*Description of the task*
Reproduce the listing below without changes, except that pictures are left out.

*Given data*
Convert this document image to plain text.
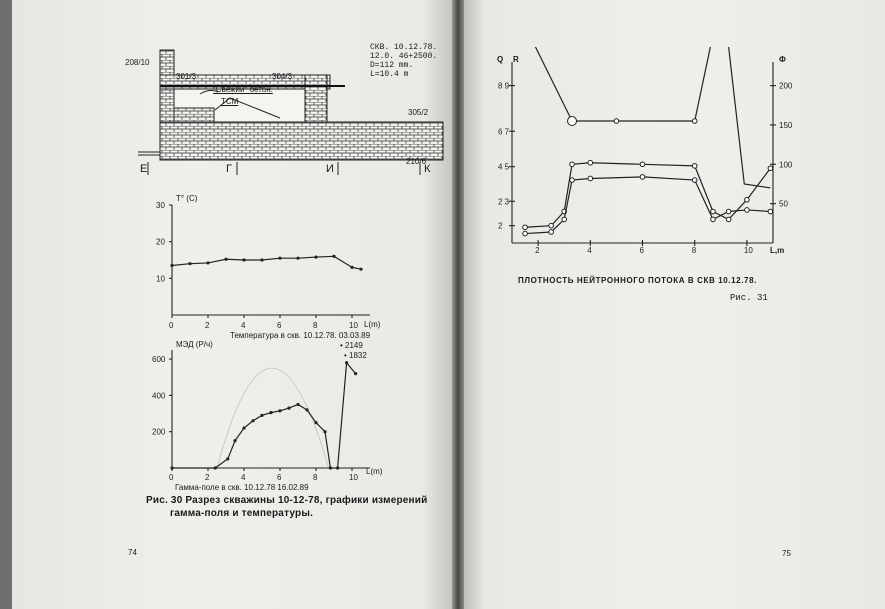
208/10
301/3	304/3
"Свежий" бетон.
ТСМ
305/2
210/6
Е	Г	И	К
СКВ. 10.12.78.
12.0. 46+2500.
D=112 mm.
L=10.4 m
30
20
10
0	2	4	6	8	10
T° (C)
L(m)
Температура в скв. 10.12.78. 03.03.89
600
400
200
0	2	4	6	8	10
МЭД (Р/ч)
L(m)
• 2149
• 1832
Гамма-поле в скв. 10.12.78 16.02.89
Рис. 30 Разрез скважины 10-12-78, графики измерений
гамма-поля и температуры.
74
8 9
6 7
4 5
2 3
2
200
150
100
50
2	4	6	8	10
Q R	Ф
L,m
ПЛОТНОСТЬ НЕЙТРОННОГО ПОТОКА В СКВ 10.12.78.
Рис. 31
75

*Solved exercise*
Convert this document image to plain text.
208/10
301/3	304/3
"Свежий" бетон.
ТСМ
305/2
210/6
Е	Г	И	К
СКВ. 10.12.78.
12.0. 46+2500.
D=112 mm.
L=10.4 m
30
20
10
0	2	4	6	8	10
T° (C)
L(m)
Температура в скв. 10.12.78. 03.03.89
600
400
200
0	2	4	6	8	10
МЭД (Р/ч)
L(m)
• 2149
• 1832
Гамма-поле в скв. 10.12.78 16.02.89
Рис. 30 Разрез скважины 10-12-78, графики измерений
гамма-поля и температуры.
74
8 9
6 7
4 5
2 3
2
200
150
100
50
2	4	6	8	10
Q R	Ф
L,m
ПЛОТНОСТЬ НЕЙТРОННОГО ПОТОКА В СКВ 10.12.78.
Рис. 31
75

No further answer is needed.